WORK TO DO :: Select every line below containing the word "this".

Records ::
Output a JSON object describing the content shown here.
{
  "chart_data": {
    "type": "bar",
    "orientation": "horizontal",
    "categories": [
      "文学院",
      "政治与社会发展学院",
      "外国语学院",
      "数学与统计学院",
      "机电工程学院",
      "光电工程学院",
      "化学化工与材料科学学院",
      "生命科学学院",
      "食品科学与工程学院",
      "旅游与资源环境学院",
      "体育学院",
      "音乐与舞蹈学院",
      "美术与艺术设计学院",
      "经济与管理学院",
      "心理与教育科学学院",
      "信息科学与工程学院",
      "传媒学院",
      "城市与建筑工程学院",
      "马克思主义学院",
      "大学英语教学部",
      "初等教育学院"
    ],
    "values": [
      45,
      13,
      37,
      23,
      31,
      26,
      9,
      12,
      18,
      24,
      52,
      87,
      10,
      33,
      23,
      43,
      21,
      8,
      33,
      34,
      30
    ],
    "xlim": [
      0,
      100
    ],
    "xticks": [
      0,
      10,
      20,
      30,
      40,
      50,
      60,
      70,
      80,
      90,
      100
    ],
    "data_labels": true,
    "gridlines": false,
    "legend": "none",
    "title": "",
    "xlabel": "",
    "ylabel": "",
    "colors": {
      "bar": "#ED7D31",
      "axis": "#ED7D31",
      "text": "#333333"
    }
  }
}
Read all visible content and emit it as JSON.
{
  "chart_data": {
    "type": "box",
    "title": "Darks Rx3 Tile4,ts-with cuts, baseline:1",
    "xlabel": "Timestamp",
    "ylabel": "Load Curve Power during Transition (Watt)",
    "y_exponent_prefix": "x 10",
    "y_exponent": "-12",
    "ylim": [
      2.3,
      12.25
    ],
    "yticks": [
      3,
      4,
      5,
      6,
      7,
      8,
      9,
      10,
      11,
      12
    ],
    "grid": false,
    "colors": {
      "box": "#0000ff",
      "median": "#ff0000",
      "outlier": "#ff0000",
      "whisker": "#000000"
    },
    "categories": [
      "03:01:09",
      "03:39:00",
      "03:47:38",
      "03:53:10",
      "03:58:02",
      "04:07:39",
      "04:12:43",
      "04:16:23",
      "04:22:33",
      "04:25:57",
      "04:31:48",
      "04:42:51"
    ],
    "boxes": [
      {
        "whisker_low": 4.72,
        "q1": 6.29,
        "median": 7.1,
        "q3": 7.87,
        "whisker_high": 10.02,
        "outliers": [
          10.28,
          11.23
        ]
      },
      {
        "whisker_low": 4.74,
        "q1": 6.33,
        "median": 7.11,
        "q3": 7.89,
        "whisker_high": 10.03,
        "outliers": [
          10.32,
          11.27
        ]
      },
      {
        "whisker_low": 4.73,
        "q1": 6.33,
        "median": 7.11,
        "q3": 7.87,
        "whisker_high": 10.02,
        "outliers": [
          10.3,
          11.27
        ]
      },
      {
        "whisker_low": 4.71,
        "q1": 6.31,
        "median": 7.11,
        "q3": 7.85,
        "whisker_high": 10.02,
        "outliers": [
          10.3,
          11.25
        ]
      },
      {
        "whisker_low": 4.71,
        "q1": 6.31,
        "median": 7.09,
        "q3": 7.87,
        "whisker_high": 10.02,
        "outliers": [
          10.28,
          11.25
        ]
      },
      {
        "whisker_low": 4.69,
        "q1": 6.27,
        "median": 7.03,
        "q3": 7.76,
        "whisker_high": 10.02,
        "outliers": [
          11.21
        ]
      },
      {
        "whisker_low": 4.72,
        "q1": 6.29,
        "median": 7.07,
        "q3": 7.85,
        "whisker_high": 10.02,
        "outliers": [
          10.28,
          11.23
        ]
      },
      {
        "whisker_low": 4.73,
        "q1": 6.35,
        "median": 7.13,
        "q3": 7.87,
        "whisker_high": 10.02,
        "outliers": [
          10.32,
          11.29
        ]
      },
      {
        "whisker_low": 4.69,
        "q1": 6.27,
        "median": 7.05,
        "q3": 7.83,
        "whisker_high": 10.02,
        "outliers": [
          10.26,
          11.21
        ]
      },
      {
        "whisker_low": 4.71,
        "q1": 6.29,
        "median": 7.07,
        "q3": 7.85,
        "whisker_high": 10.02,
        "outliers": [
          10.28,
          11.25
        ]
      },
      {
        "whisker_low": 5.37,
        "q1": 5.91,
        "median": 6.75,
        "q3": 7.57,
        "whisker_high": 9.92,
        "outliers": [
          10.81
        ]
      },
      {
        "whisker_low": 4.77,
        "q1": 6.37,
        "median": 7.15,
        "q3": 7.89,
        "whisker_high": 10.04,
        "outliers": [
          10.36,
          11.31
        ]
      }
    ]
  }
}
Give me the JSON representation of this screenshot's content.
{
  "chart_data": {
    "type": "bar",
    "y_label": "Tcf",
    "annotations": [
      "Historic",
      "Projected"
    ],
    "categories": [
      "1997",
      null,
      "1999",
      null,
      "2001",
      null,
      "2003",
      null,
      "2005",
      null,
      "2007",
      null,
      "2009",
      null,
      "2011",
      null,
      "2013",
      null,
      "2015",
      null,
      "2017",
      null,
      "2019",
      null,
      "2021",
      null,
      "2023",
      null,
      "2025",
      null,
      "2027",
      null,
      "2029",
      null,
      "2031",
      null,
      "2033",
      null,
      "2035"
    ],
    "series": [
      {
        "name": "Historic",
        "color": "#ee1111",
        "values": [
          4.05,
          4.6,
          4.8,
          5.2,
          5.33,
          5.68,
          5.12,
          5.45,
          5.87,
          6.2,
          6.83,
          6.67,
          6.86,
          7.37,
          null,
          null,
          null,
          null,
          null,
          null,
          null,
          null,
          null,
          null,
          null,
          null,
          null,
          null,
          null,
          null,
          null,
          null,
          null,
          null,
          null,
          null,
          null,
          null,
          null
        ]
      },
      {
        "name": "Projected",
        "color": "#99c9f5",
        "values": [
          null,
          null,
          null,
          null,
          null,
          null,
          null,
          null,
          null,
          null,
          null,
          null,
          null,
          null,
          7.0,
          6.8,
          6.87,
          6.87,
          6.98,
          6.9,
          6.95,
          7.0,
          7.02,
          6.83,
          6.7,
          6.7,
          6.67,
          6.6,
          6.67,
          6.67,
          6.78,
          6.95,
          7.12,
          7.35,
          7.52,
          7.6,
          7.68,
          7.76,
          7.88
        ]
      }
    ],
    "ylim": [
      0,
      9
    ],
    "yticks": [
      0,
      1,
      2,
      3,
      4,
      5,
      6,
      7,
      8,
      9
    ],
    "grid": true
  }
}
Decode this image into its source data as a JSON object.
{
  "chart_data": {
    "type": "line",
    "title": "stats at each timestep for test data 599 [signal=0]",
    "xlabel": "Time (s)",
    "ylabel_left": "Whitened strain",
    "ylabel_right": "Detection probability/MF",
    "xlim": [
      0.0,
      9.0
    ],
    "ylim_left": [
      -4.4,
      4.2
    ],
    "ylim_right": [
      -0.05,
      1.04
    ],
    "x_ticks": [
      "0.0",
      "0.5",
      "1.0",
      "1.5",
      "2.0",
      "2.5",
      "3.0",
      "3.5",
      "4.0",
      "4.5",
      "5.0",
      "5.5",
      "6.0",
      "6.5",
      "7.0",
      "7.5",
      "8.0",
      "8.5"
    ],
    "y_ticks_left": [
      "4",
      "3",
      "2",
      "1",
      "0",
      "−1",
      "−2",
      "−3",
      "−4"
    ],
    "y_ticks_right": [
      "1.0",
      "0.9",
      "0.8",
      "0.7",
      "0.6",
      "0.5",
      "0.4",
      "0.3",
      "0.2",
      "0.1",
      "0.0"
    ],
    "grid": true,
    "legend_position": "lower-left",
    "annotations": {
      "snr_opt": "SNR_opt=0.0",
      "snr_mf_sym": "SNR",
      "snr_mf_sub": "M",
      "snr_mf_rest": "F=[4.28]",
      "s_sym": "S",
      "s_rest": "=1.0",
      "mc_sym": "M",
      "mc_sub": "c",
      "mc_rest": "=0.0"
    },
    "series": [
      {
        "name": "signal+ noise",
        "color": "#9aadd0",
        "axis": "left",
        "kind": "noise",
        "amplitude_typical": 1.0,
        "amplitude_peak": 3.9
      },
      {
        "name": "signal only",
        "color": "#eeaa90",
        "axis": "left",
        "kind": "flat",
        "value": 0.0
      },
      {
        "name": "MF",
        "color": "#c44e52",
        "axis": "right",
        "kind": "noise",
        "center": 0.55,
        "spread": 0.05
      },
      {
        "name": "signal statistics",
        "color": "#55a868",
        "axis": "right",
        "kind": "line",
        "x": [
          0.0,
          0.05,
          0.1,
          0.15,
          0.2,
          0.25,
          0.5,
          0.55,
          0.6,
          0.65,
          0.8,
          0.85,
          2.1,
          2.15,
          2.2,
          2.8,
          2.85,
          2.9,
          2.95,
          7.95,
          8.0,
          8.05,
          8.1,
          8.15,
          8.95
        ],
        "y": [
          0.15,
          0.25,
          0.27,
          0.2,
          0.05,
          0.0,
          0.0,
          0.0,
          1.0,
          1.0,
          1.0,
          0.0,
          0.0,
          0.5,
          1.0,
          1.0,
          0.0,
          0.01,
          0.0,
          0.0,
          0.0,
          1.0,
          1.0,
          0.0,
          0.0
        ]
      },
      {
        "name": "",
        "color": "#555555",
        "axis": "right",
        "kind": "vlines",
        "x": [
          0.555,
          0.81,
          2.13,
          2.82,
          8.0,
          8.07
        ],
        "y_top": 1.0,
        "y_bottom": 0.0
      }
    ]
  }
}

FINAL ANSWER ::
Give me the JSON representation of this screenshot's content.
Decode this image into its source data as a JSON object.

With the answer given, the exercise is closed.